╔══
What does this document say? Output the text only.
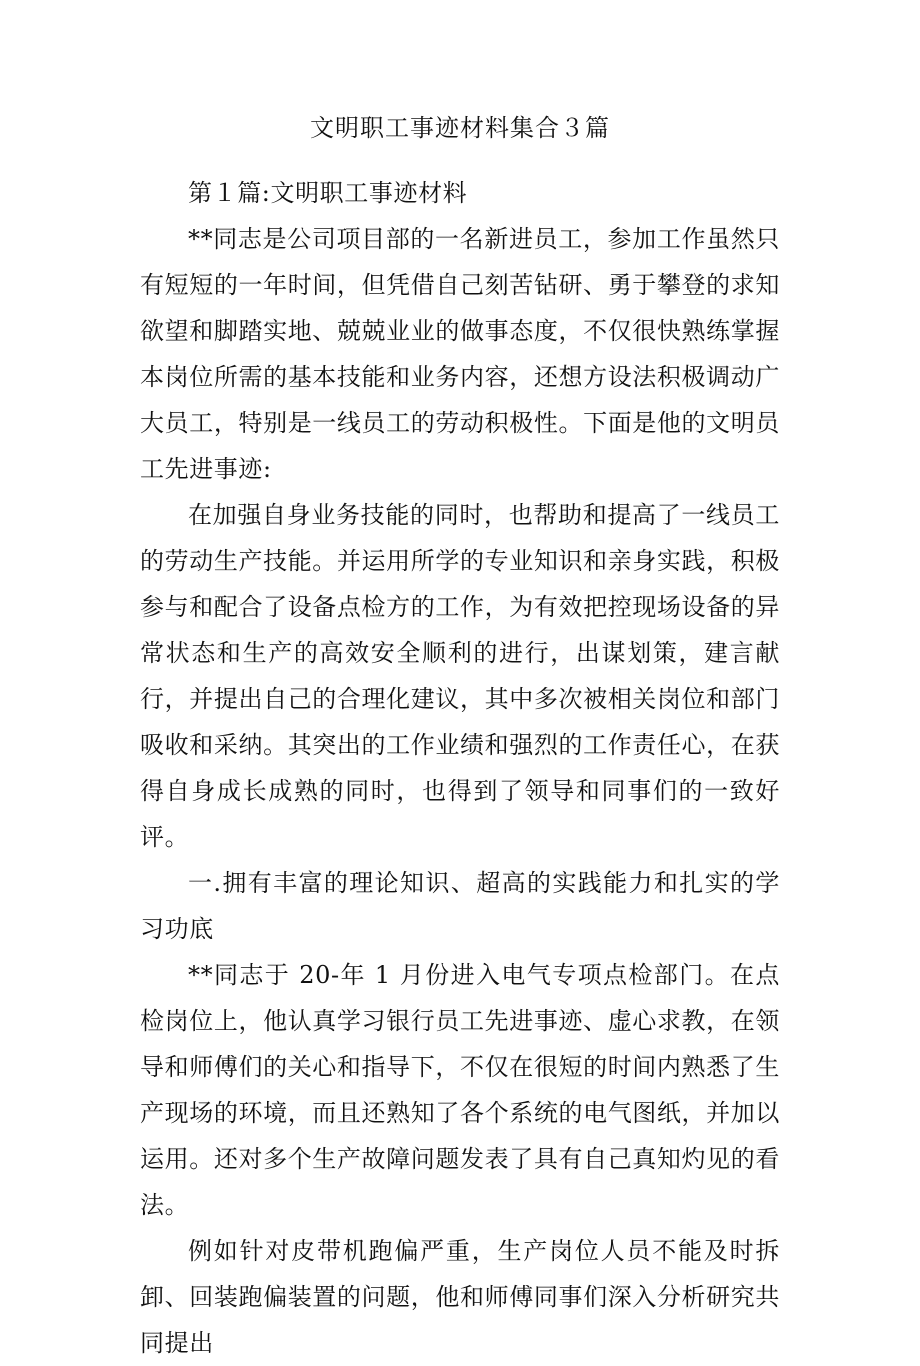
文明职工事迹材料集合３篇
第１篇:文明职工事迹材料

**同志是公司项目部的一名新进员工，参加工作虽然只有短短的一年时间，但凭借自己刻苦钻研、勇于攀登的求知欲望和脚踏实地、兢兢业业的做事态度，不仅很快熟练掌握本岗位所需的基本技能和业务内容，还想方设法积极调动广大员工，特别是一线员工的劳动积极性。下面是他的文明员工先进事迹:

在加强自身业务技能的同时，也帮助和提高了一线员工的劳动生产技能。并运用所学的专业知识和亲身实践，积极参与和配合了设备点检方的工作，为有效把控现场设备的异常状态和生产的高效安全顺利的进行，出谋划策，建言献行，并提出自己的合理化建议，其中多次被相关岗位和部门吸收和采纳。其突出的工作业绩和强烈的工作责任心，在获得自身成长成熟的同时，也得到了领导和同事们的一致好评。

一.拥有丰富的理论知识、超高的实践能力和扎实的学习功底

**同志于 20-年 1 月份进入电气专项点检部门。在点检岗位上，他认真学习银行员工先进事迹、虚心求教，在领导和师傅们的关心和指导下，不仅在很短的时间内熟悉了生产现场的环境，而且还熟知了各个系统的电气图纸，并加以运用。还对多个生产故障问题发表了具有自己真知灼见的看法。

例如针对皮带机跑偏严重，生产岗位人员不能及时拆卸、回装跑偏装置的问题，他和师傅同事们深入分析研究共同提出
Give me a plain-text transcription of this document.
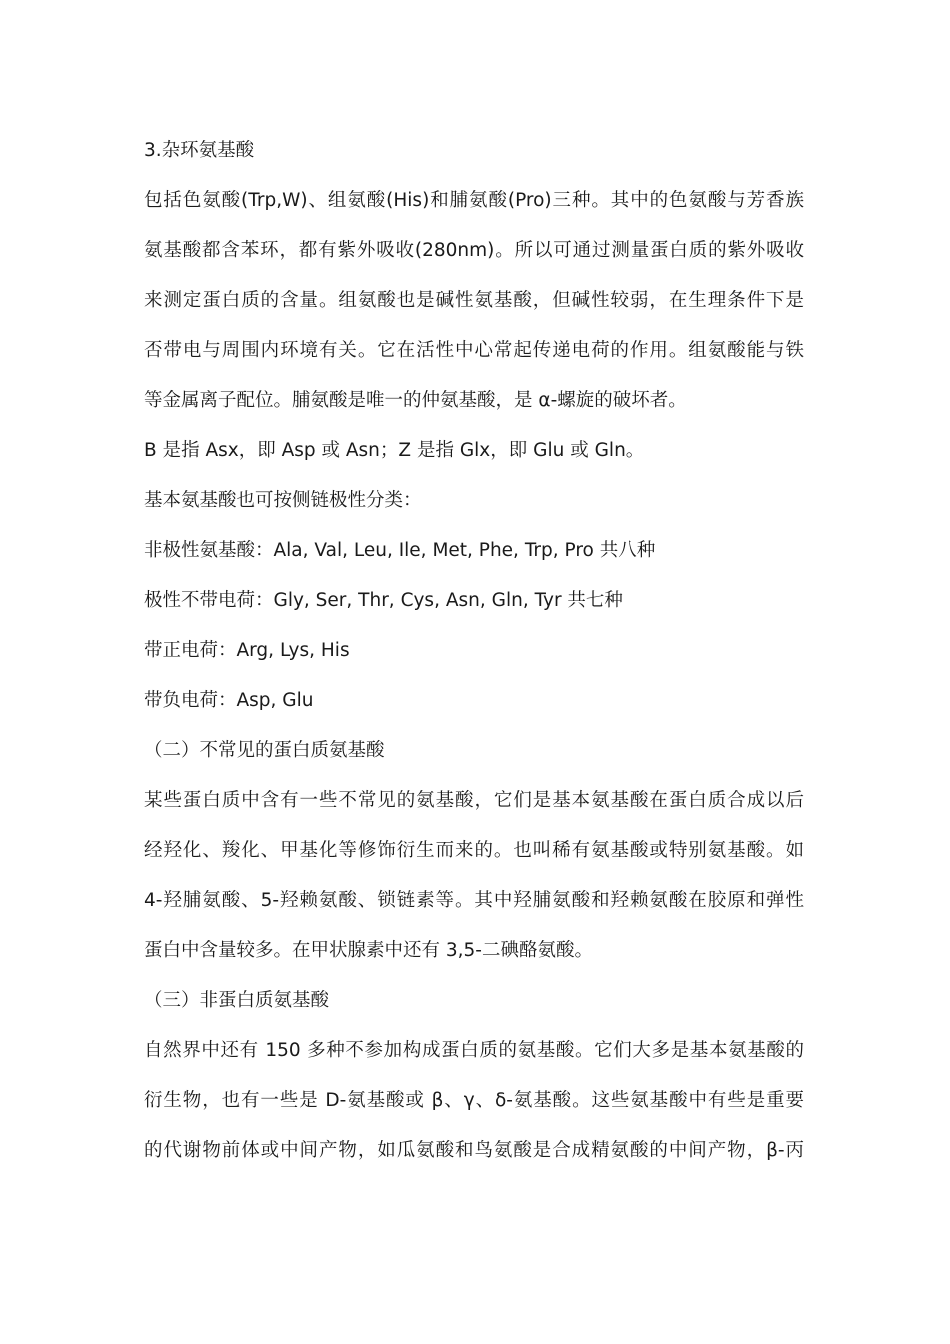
3.杂环氨基酸
包括色氨酸(Trp,W)、组氨酸(His)和脯氨酸(Pro)三种。其中的色氨酸与芳香族
氨基酸都含苯环，都有紫外吸收(280nm)。所以可通过测量蛋白质的紫外吸收
来测定蛋白质的含量。组氨酸也是碱性氨基酸，但碱性较弱，在生理条件下是
否带电与周围内环境有关。它在活性中心常起传递电荷的作用。组氨酸能与铁
等金属离子配位。脯氨酸是唯一的仲氨基酸，是 α-螺旋的破坏者。
B 是指 Asx，即 Asp 或 Asn；Z 是指 Glx，即 Glu 或 Gln。
基本氨基酸也可按侧链极性分类：
非极性氨基酸：Ala, Val, Leu, Ile, Met, Phe, Trp, Pro 共八种
极性不带电荷：Gly, Ser, Thr, Cys, Asn, Gln, Tyr 共七种
带正电荷：Arg, Lys, His
带负电荷：Asp, Glu
（二）不常见的蛋白质氨基酸
某些蛋白质中含有一些不常见的氨基酸，它们是基本氨基酸在蛋白质合成以后
经羟化、羧化、甲基化等修饰衍生而来的。也叫稀有氨基酸或特别氨基酸。如
4-羟脯氨酸、5-羟赖氨酸、锁链素等。其中羟脯氨酸和羟赖氨酸在胶原和弹性
蛋白中含量较多。在甲状腺素中还有 3,5-二碘酪氨酸。
（三）非蛋白质氨基酸
自然界中还有 150 多种不参加构成蛋白质的氨基酸。它们大多是基本氨基酸的
衍生物，也有一些是 D-氨基酸或 β、γ、δ-氨基酸。这些氨基酸中有些是重要
的代谢物前体或中间产物，如瓜氨酸和鸟氨酸是合成精氨酸的中间产物，β-丙
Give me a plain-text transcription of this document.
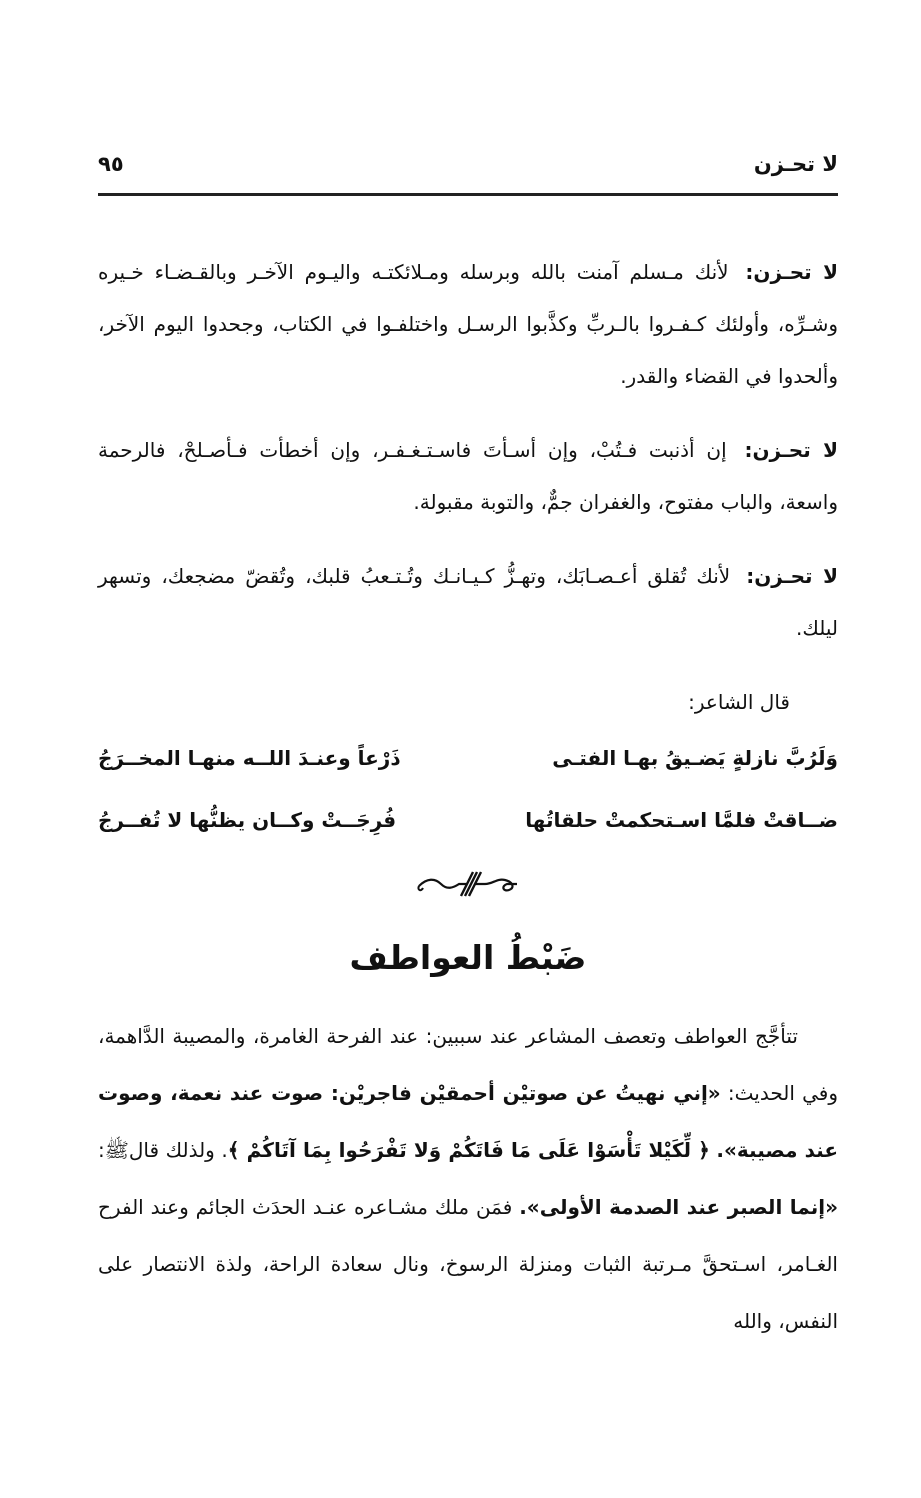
لا تحـزن
٩٥

لا تحـزن: لأنك مـسلم آمنت بالله وبرسله ومـلائكتـه واليـوم الآخـر وبالقـضـاء خـيره وشـرِّه، وأولئك كـفـروا بالـربِّ وكذَّبوا الرسـل واختلفـوا في الكتاب، وجحدوا اليوم الآخر، وألحدوا في القضاء والقدر.

لا تحـزن: إن أذنبت فـتُبْ، وإن أسـأتَ فاسـتـغـفـر، وإن أخطأت فـأصـلحْ، فالرحمة واسعة، والباب مفتوح، والغفران جمٌّ، والتوبة مقبولة.

لا تحـزن: لأنك تُقلق أعـصـابَك، وتهـزُّ كـيـانـك وتُـتـعبُ قلبك، وتُقضّ مضجعك، وتسهر ليلك.

قال الشاعر:

وَلَرُبَّ نازلةٍ يَضـيقُ بهـا الفتـى
ذَرْعاً وعنـدَ اللــه منهـا المخــرَجُ
ضــاقتْ فلمَّا اسـتحكمتْ حلقاتُها
فُرِجَــتْ وكــان يظنُّها لا تُفــرجُ
ضَبْطُ العواطف

تتأجَّج العواطف وتعصف المشاعر عند سببين: عند الفرحة الغامرة، والمصيبة الدَّاهمة، وفي الحديث: «إني نهيتُ عن صوتيْن أحمقيْن فاجريْن: صوت عند نعمة، وصوت عند مصيبة». ﴿ لِّكَيْلا تَأْسَوْا عَلَى مَا فَاتَكُمْ وَلا تَفْرَحُوا بِمَا آتَاكُمْ ﴾. ولذلك قالﷺ: «إنما الصبر عند الصدمة الأولى». فمَن ملك مشـاعره عنـد الحدَث الجائم وعند الفرح الغـامر، اسـتحقَّ مـرتبة الثبات ومنزلة الرسوخ، ونال سعادة الراحة، ولذة الانتصار على النفس، والله
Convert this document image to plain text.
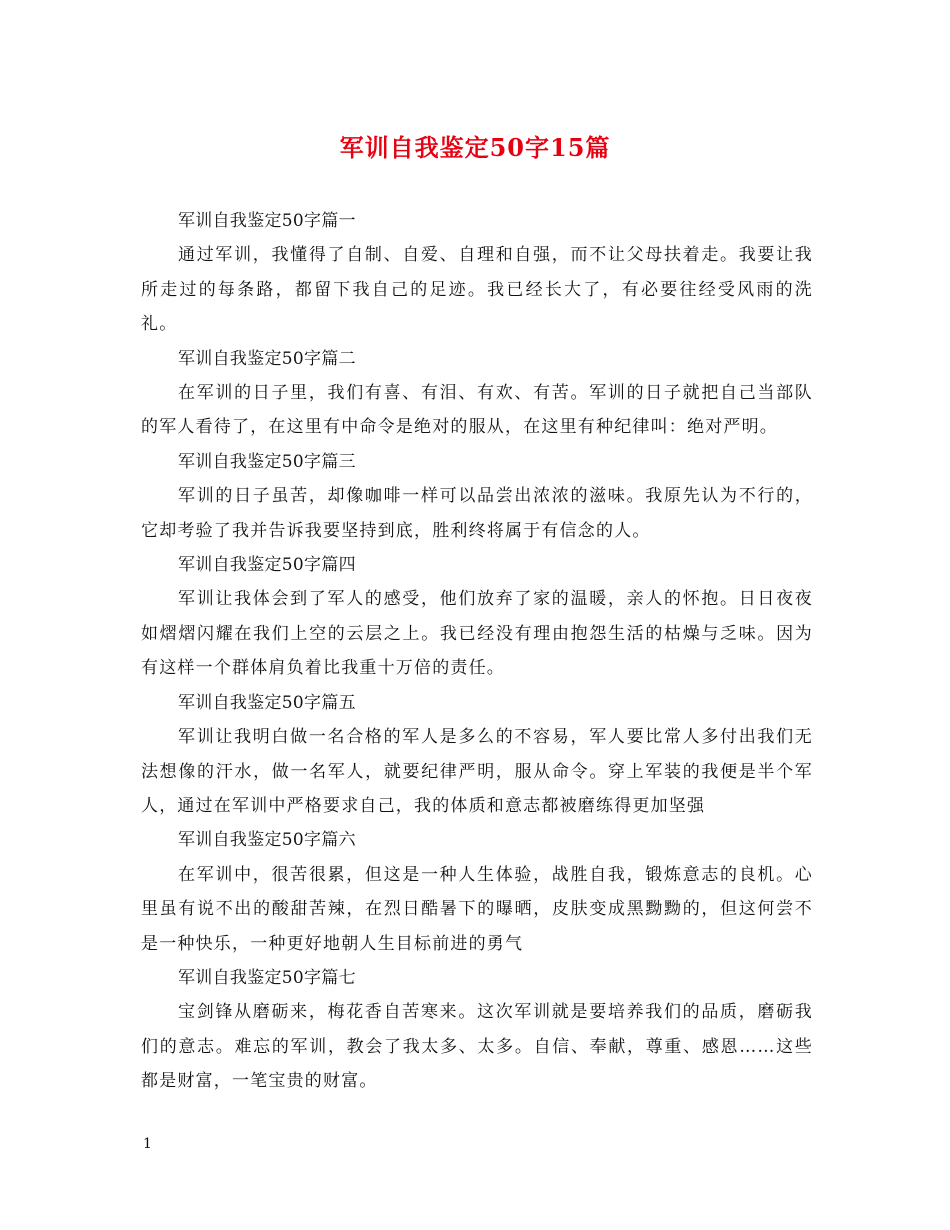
军训自我鉴定50字15篇

军训自我鉴定50字篇一

通过军训，我懂得了自制、自爱、自理和自强，而不让父母扶着走。我要让我所走过的每条路，都留下我自己的足迹。我已经长大了，有必要往经受风雨的洗礼。

军训自我鉴定50字篇二

在军训的日子里，我们有喜、有泪、有欢、有苦。军训的日子就把自己当部队的军人看待了，在这里有中命令是绝对的服从，在这里有种纪律叫：绝对严明。

军训自我鉴定50字篇三

军训的日子虽苦，却像咖啡一样可以品尝出浓浓的滋味。我原先认为不行的，它却考验了我并告诉我要坚持到底，胜利终将属于有信念的人。

军训自我鉴定50字篇四

军训让我体会到了军人的感受，他们放弃了家的温暖，亲人的怀抱。日日夜夜如熠熠闪耀在我们上空的云层之上。我已经没有理由抱怨生活的枯燥与乏味。因为有这样一个群体肩负着比我重十万倍的责任。

军训自我鉴定50字篇五

军训让我明白做一名合格的军人是多么的不容易，军人要比常人多付出我们无法想像的汗水，做一名军人，就要纪律严明，服从命令。穿上军装的我便是半个军人，通过在军训中严格要求自己，我的体质和意志都被磨练得更加坚强

军训自我鉴定50字篇六

在军训中，很苦很累，但这是一种人生体验，战胜自我，锻炼意志的良机。心里虽有说不出的酸甜苦辣，在烈日酷暑下的曝晒，皮肤变成黑黝黝的，但这何尝不是一种快乐，一种更好地朝人生目标前进的勇气

军训自我鉴定50字篇七

宝剑锋从磨砺来，梅花香自苦寒来。这次军训就是要培养我们的品质，磨砺我们的意志。难忘的军训，教会了我太多、太多。自信、奉献，尊重、感恩……这些都是财富，一笔宝贵的财富。

1
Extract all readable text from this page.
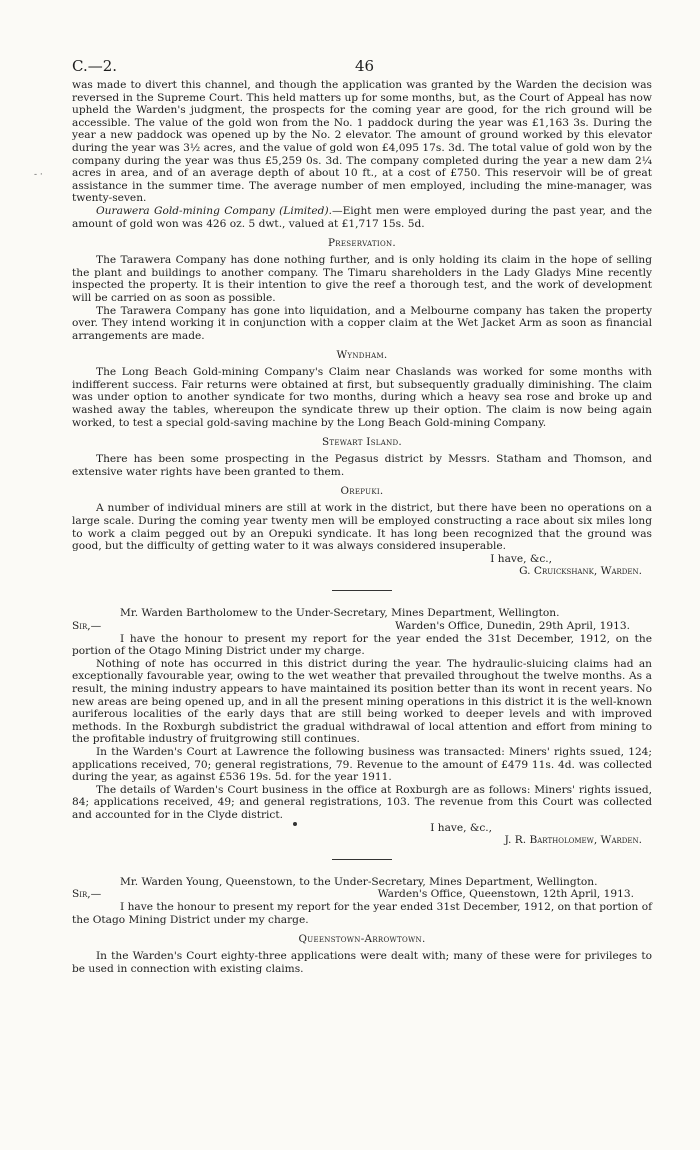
- ·
C.—2.	46

was made to divert this channel, and though the application was granted by the Warden the decision was reversed in the Supreme Court. This held matters up for some months, but, as the Court of Appeal has now upheld the Warden's judgment, the prospects for the coming year are good, for the rich ground will be accessible. The value of the gold won from the No. 1 paddock during the year was £1,163 3s. During the year a new paddock was opened up by the No. 2 elevator. The amount of ground worked by this elevator during the year was 3½ acres, and the value of gold won £4,095 17s. 3d. The total value of gold won by the company during the year was thus £5,259 0s. 3d. The company completed during the year a new dam 2¼ acres in area, and of an average depth of about 10 ft., at a cost of £750. This reservoir will be of great assistance in the summer time. The average number of men employed, including the mine-manager, was twenty-seven.

Ourawera Gold-mining Company (Limited).—Eight men were employed during the past year, and the amount of gold won was 426 oz. 5 dwt., valued at £1,717 15s. 5d.

Preservation.

The Tarawera Company has done nothing further, and is only holding its claim in the hope of selling the plant and buildings to another company. The Timaru shareholders in the Lady Gladys Mine recently inspected the property. It is their intention to give the reef a thorough test, and the work of development will be carried on as soon as possible.

The Tarawera Company has gone into liquidation, and a Melbourne company has taken the property over. They intend working it in conjunction with a copper claim at the Wet Jacket Arm as soon as financial arrangements are made.

Wyndham.

The Long Beach Gold-mining Company's Claim near Chaslands was worked for some months with indifferent success. Fair returns were obtained at first, but subsequently gradually diminishing. The claim was under option to another syndicate for two months, during which a heavy sea rose and broke up and washed away the tables, whereupon the syndicate threw up their option. The claim is now being again worked, to test a special gold-saving machine by the Long Beach Gold-mining Company.

Stewart Island.

There has been some prospecting in the Pegasus district by Messrs. Statham and Thomson, and extensive water rights have been granted to them.

Orepuki.

A number of individual miners are still at work in the district, but there have been no operations on a large scale. During the coming year twenty men will be employed constructing a race about six miles long to work a claim pegged out by an Orepuki syndicate. It has long been recognized that the ground was good, but the difficulty of getting water to it was always considered insuperable.

I have, &c.,
G. Cruickshank, Warden.
Mr. Warden Bartholomew to the Under-Secretary, Mines Department, Wellington.
Sir,—	Warden's Office, Dunedin, 29th April, 1913.

I have the honour to present my report for the year ended the 31st December, 1912, on the portion of the Otago Mining District under my charge.

Nothing of note has occurred in this district during the year. The hydraulic-sluicing claims had an exceptionally favourable year, owing to the wet weather that prevailed throughout the twelve months. As a result, the mining industry appears to have maintained its position better than its wont in recent years. No new areas are being opened up, and in all the present mining operations in this district it is the well-known auriferous localities of the early days that are still being worked to deeper levels and with improved methods. In the Roxburgh subdistrict the gradual withdrawal of local attention and effort from mining to the profitable industry of fruitgrowing still continues.

In the Warden's Court at Lawrence the following business was transacted: Miners' rights ssued, 124; applications received, 70; general registrations, 79. Revenue to the amount of £479 11s. 4d. was collected during the year, as against £536 19s. 5d. for the year 1911.

The details of Warden's Court business in the office at Roxburgh are as follows: Miners' rights issued, 84; applications received, 49; and general registrations, 103. The revenue from this Court was collected and accounted for in the Clyde district.

I have, &c.,
J. R. Bartholomew, Warden.
Mr. Warden Young, Queenstown, to the Under-Secretary, Mines Department, Wellington.
Sir,—	Warden's Office, Queenstown, 12th April, 1913.

I have the honour to present my report for the year ended 31st December, 1912, on that portion of the Otago Mining District under my charge.

Queenstown-Arrowtown.

In the Warden's Court eighty-three applications were dealt with; many of these were for privileges to be used in connection with existing claims.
╚══
§ **PROMPT**:
Copy all lines from the material that contain "applications".

§ **REPLY TO THE TASK**:
In the Warden's Court at Lawrence the following business was transacted: Miners' rights ssued, 124; applications received, 70; general registrations, 79. Revenue to the amount of £479 11s. 4d. was collected during the year, as against £536 19s. 5d. for the year 1911.
The details of Warden's Court business in the office at Roxburgh are as follows: Miners' rights issued, 84; applications received, 49; and general registrations, 103. The revenue from this Court was collected and accounted for in the Clyde district.
In the Warden's Court eighty-three applications were dealt with; many of these were for privileges to be used in connection with existing claims.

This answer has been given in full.